Task details:
Images must not appear in your copy; reproduce every other part of the records exactly.

-- start Data in this exercise --

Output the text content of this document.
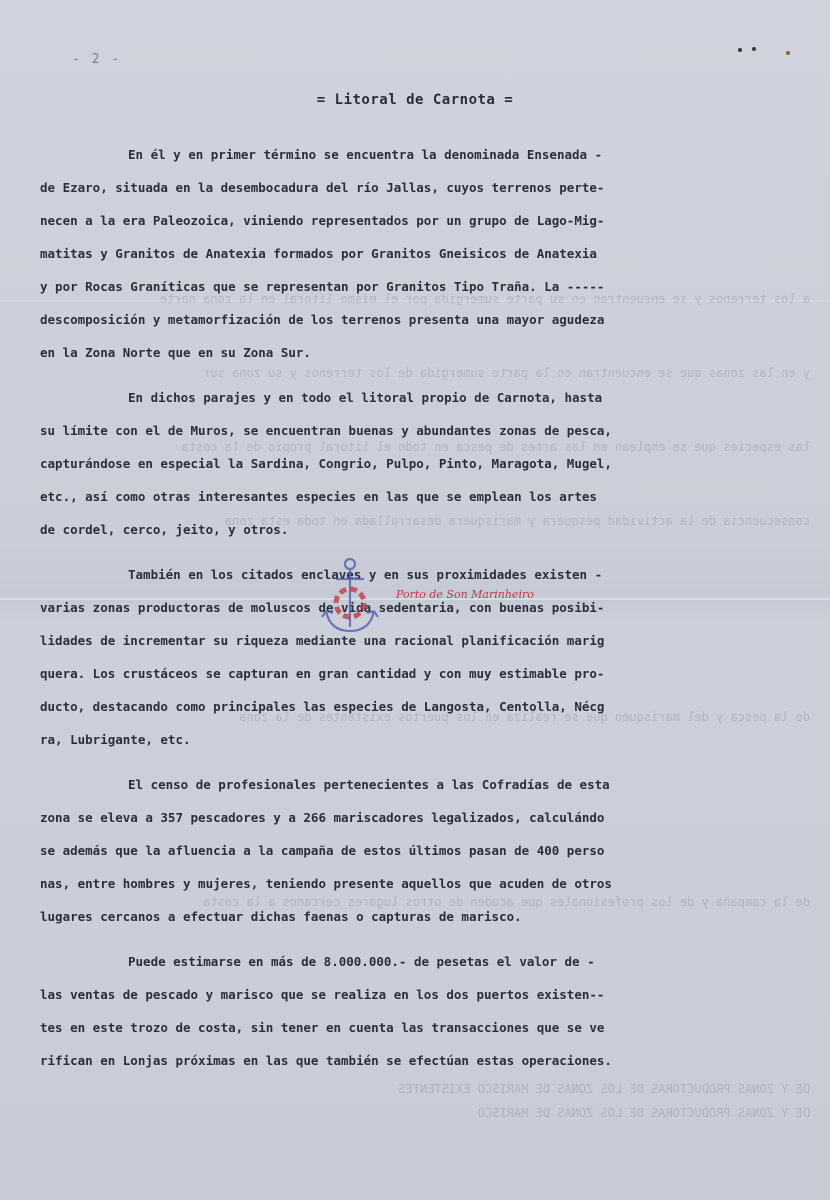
a los terrenos y se encuentran en su parte sumergida por el mismo litoral en la zona norte
y en las zonas que se encuentran en la parte sumergida de los terrenos y su zona sur
las especies que se emplean en las artes de pesca en todo el litoral propio de la costa
consecuencia de la actividad pesquera y marisquera desarrollada en toda esta zona
de la pesca y del marisqueo que se realiza en los puertos existentes de la zona
de la campaña y de los profesionales que acuden de otros lugares cercanos a la costa
DE Y ZONAS PRODUCTORAS DE LOS ZONAS DE MARISCO EXISTENTES
DE Y ZONAS PRODUCTORAS DE LOS ZONAS DE MARISCO
- 2 -
= Litoral de Carnota =
En él y en primer término se encuentra la denominada Ensenada -
de Ezaro, situada en la desembocadura del río Jallas, cuyos terrenos perte-
necen a la era Paleozoica, viniendo representados por un grupo de Lago-Mig-
matitas y Granitos de Anatexia formados por Granitos Gneisicos de Anatexia
y por Rocas Graníticas que se representan por Granitos Tipo Traña. La -----
descomposición y metamorfización de los terrenos presenta una mayor agudeza
en la Zona Norte que en su Zona Sur.
En dichos parajes y en todo el litoral propio de Carnota, hasta
su límite con el de Muros, se encuentran buenas y abundantes zonas de pesca,
capturándose en especial la Sardina, Congrio, Pulpo, Pinto, Maragota, Mugel,
etc., así como otras interesantes especies en las que se emplean los artes
de cordel, cerco, jeito, y otros.
También en los citados enclaves y en sus proximidades existen -
varias zonas productoras de moluscos de vida sedentaria, con buenas posibi-
lidades de incrementar su riqueza mediante una racional planificación marig
quera. Los crustáceos se capturan en gran cantidad y con muy estimable pro-
ducto, destacando como principales las especies de Langosta, Centolla, Nécg
ra, Lubrigante, etc.
El censo de profesionales pertenecientes a las Cofradías de esta
zona se eleva a 357 pescadores y a 266 mariscadores legalizados, calculándo
se además que la afluencia a la campaña de estos últimos pasan de 400 perso
nas, entre hombres y mujeres, teniendo presente aquellos que acuden de otros
lugares cercanos a efectuar dichas faenas o capturas de marisco.
Puede estimarse en más de 8.000.000.- de pesetas el valor de -
las ventas de pescado y marisco que se realiza en los dos puertos existen--
tes en este trozo de costa, sin tener en cuenta las transacciones que se ve
rifican en Lonjas próximas en las que también se efectúan estas operaciones.
Porto de Son Marinheiro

-- end Data in this exercise --

Problem solution:
Output the text content of this document.
a los terrenos y se encuentran en su parte sumergida por el mismo litoral en la zona norte
y en las zonas que se encuentran en la parte sumergida de los terrenos y su zona sur
las especies que se emplean en las artes de pesca en todo el litoral propio de la costa
consecuencia de la actividad pesquera y marisquera desarrollada en toda esta zona
de la pesca y del marisqueo que se realiza en los puertos existentes de la zona
de la campaña y de los profesionales que acuden de otros lugares cercanos a la costa
DE Y ZONAS PRODUCTORAS DE LOS ZONAS DE MARISCO EXISTENTES
DE Y ZONAS PRODUCTORAS DE LOS ZONAS DE MARISCO
- 2 -
= Litoral de Carnota =
En él y en primer término se encuentra la denominada Ensenada -
de Ezaro, situada en la desembocadura del río Jallas, cuyos terrenos perte-
necen a la era Paleozoica, viniendo representados por un grupo de Lago-Mig-
matitas y Granitos de Anatexia formados por Granitos Gneisicos de Anatexia
y por Rocas Graníticas que se representan por Granitos Tipo Traña. La -----
descomposición y metamorfización de los terrenos presenta una mayor agudeza
en la Zona Norte que en su Zona Sur.
En dichos parajes y en todo el litoral propio de Carnota, hasta
su límite con el de Muros, se encuentran buenas y abundantes zonas de pesca,
capturándose en especial la Sardina, Congrio, Pulpo, Pinto, Maragota, Mugel,
etc., así como otras interesantes especies en las que se emplean los artes
de cordel, cerco, jeito, y otros.
También en los citados enclaves y en sus proximidades existen -
varias zonas productoras de moluscos de vida sedentaria, con buenas posibi-
lidades de incrementar su riqueza mediante una racional planificación marig
quera. Los crustáceos se capturan en gran cantidad y con muy estimable pro-
ducto, destacando como principales las especies de Langosta, Centolla, Nécg
ra, Lubrigante, etc.
El censo de profesionales pertenecientes a las Cofradías de esta
zona se eleva a 357 pescadores y a 266 mariscadores legalizados, calculándo
se además que la afluencia a la campaña de estos últimos pasan de 400 perso
nas, entre hombres y mujeres, teniendo presente aquellos que acuden de otros
lugares cercanos a efectuar dichas faenas o capturas de marisco.
Puede estimarse en más de 8.000.000.- de pesetas el valor de -
las ventas de pescado y marisco que se realiza en los dos puertos existen--
tes en este trozo de costa, sin tener en cuenta las transacciones que se ve
rifican en Lonjas próximas en las que también se efectúan estas operaciones.
Porto de Son Marinheiro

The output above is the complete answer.